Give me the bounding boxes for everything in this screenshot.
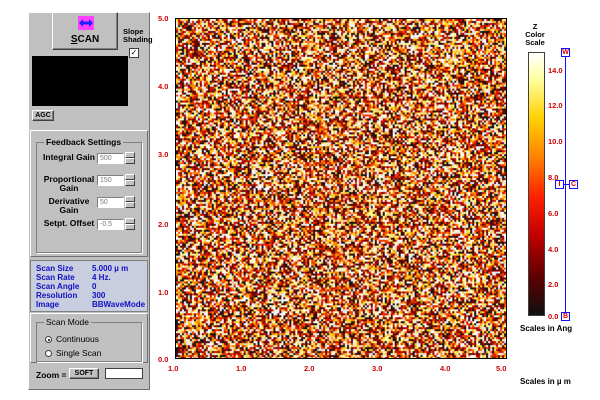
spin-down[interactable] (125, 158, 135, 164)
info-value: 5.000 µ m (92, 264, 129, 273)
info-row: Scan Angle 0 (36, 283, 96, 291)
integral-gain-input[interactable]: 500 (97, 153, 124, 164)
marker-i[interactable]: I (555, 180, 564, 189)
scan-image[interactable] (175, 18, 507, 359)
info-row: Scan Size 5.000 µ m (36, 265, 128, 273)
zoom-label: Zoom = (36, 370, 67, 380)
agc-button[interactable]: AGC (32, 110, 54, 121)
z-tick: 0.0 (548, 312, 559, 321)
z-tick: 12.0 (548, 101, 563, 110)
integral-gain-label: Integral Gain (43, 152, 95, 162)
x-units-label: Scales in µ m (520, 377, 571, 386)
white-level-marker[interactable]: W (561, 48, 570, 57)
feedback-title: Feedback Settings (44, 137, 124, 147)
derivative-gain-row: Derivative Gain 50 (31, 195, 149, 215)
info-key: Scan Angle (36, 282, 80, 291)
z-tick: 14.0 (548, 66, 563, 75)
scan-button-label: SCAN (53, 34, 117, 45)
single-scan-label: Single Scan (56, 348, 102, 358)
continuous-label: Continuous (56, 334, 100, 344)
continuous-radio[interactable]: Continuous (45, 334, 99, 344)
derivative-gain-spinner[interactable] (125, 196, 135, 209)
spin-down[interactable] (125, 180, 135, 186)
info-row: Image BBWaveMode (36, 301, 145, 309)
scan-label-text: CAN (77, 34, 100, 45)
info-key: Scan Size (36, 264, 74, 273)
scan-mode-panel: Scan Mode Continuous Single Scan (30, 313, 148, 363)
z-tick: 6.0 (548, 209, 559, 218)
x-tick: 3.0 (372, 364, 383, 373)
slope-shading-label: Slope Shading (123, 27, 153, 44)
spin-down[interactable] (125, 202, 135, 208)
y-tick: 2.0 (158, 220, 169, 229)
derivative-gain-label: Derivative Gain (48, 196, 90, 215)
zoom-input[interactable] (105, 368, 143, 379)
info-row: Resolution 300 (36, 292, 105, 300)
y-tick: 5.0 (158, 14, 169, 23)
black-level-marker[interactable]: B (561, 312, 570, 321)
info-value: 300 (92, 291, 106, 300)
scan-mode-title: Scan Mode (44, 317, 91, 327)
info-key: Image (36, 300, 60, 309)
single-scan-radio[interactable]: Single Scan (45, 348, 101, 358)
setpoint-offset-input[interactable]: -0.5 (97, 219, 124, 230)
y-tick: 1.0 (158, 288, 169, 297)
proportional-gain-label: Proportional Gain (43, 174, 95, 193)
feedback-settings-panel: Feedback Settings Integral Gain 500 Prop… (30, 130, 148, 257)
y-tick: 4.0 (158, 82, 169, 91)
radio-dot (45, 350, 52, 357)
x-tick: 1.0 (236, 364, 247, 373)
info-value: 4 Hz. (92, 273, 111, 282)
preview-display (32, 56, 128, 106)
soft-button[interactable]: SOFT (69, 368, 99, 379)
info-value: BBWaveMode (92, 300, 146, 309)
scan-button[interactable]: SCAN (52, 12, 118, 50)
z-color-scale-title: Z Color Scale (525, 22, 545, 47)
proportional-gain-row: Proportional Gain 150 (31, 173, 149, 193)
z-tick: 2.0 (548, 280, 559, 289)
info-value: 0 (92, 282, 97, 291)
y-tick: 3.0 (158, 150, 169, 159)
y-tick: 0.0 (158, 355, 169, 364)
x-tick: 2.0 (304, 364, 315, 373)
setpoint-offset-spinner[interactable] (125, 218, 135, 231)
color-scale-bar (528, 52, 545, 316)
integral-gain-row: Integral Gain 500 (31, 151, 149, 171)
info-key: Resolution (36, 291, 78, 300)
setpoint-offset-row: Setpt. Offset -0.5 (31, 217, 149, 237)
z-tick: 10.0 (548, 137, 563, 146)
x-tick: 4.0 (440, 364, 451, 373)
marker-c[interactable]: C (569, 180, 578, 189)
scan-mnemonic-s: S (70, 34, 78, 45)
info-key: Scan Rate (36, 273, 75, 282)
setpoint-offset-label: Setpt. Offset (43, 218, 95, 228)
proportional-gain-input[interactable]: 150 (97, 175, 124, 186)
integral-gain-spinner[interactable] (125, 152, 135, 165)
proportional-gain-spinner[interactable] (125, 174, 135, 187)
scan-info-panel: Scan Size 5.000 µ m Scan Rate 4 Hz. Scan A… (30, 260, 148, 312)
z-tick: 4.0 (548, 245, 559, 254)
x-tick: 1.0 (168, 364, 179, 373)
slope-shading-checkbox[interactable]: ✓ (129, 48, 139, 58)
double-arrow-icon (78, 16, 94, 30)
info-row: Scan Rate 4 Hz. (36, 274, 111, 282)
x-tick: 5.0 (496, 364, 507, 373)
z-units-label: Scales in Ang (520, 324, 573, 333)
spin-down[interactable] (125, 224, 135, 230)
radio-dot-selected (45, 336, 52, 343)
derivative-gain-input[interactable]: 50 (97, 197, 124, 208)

REQUEST:
Return every row above verbatim, omitting the picture.

OUTPUT OF THE TASK:
Give me the bounding boxes for everything in this screenshot.
spin-down[interactable] (125, 158, 135, 164)
info-value: 5.000 µ m (92, 264, 129, 273)
info-row: Scan Angle 0 (36, 283, 96, 291)
integral-gain-input[interactable]: 500 (97, 153, 124, 164)
marker-i[interactable]: I (555, 180, 564, 189)
scan-image[interactable] (175, 18, 507, 359)
info-row: Scan Size 5.000 µ m (36, 265, 128, 273)
zoom-label: Zoom = (36, 370, 67, 380)
agc-button[interactable]: AGC (32, 110, 54, 121)
z-tick: 0.0 (548, 312, 559, 321)
z-tick: 12.0 (548, 101, 563, 110)
integral-gain-label: Integral Gain (43, 152, 95, 162)
x-units-label: Scales in µ m (520, 377, 571, 386)
white-level-marker[interactable]: W (561, 48, 570, 57)
feedback-title: Feedback Settings (44, 137, 124, 147)
derivative-gain-row: Derivative Gain 50 (31, 195, 149, 215)
info-key: Scan Angle (36, 282, 80, 291)
z-tick: 14.0 (548, 66, 563, 75)
scan-button-label: SCAN (53, 34, 117, 45)
single-scan-label: Single Scan (56, 348, 102, 358)
continuous-label: Continuous (56, 334, 100, 344)
continuous-radio[interactable]: Continuous (45, 334, 99, 344)
derivative-gain-spinner[interactable] (125, 196, 135, 209)
spin-down[interactable] (125, 180, 135, 186)
info-row: Image BBWaveMode (36, 301, 145, 309)
scan-label-text: CAN (77, 34, 100, 45)
info-key: Scan Size (36, 264, 74, 273)
scan-mode-panel: Scan Mode Continuous Single Scan (30, 313, 148, 363)
z-tick: 6.0 (548, 209, 559, 218)
x-tick: 3.0 (372, 364, 383, 373)
slope-shading-label: Slope Shading (123, 27, 153, 44)
spin-down[interactable] (125, 202, 135, 208)
y-tick: 2.0 (158, 220, 169, 229)
derivative-gain-label: Derivative Gain (48, 196, 90, 215)
zoom-input[interactable] (105, 368, 143, 379)
info-row: Resolution 300 (36, 292, 105, 300)
y-tick: 5.0 (158, 14, 169, 23)
black-level-marker[interactable]: B (561, 312, 570, 321)
info-value: 300 (92, 291, 106, 300)
scan-mode-title: Scan Mode (44, 317, 91, 327)
info-key: Image (36, 300, 60, 309)
single-scan-radio[interactable]: Single Scan (45, 348, 101, 358)
setpoint-offset-input[interactable]: -0.5 (97, 219, 124, 230)
y-tick: 1.0 (158, 288, 169, 297)
proportional-gain-label: Proportional Gain (43, 174, 95, 193)
feedback-settings-panel: Feedback Settings Integral Gain 500 Prop… (30, 130, 148, 257)
y-tick: 4.0 (158, 82, 169, 91)
radio-dot (45, 350, 52, 357)
x-tick: 1.0 (236, 364, 247, 373)
info-value: 4 Hz. (92, 273, 111, 282)
preview-display (32, 56, 128, 106)
soft-button[interactable]: SOFT (69, 368, 99, 379)
info-value: BBWaveMode (92, 300, 146, 309)
scan-button[interactable]: SCAN (52, 12, 118, 50)
z-color-scale-title: Z Color Scale (525, 22, 545, 47)
proportional-gain-row: Proportional Gain 150 (31, 173, 149, 193)
z-tick: 2.0 (548, 280, 559, 289)
info-value: 0 (92, 282, 97, 291)
y-tick: 3.0 (158, 150, 169, 159)
y-tick: 0.0 (158, 355, 169, 364)
x-tick: 2.0 (304, 364, 315, 373)
setpoint-offset-spinner[interactable] (125, 218, 135, 231)
color-scale-bar (528, 52, 545, 316)
integral-gain-row: Integral Gain 500 (31, 151, 149, 171)
info-key: Resolution (36, 291, 78, 300)
setpoint-offset-row: Setpt. Offset -0.5 (31, 217, 149, 237)
z-tick: 10.0 (548, 137, 563, 146)
x-tick: 4.0 (440, 364, 451, 373)
marker-c[interactable]: C (569, 180, 578, 189)
scan-mnemonic-s: S (70, 34, 78, 45)
info-key: Scan Rate (36, 273, 75, 282)
setpoint-offset-label: Setpt. Offset (43, 218, 95, 228)
proportional-gain-input[interactable]: 150 (97, 175, 124, 186)
integral-gain-spinner[interactable] (125, 152, 135, 165)
proportional-gain-spinner[interactable] (125, 174, 135, 187)
scan-info-panel: Scan Size 5.000 µ m Scan Rate 4 Hz. Scan A… (30, 260, 148, 312)
z-tick: 4.0 (548, 245, 559, 254)
x-tick: 1.0 (168, 364, 179, 373)
slope-shading-checkbox[interactable]: ✓ (129, 48, 139, 58)
double-arrow-icon (78, 16, 94, 30)
info-row: Scan Rate 4 Hz. (36, 274, 111, 282)
x-tick: 5.0 (496, 364, 507, 373)
z-units-label: Scales in Ang (520, 324, 573, 333)
spin-down[interactable] (125, 224, 135, 230)
radio-dot-selected (45, 336, 52, 343)
derivative-gain-input[interactable]: 50 (97, 197, 124, 208)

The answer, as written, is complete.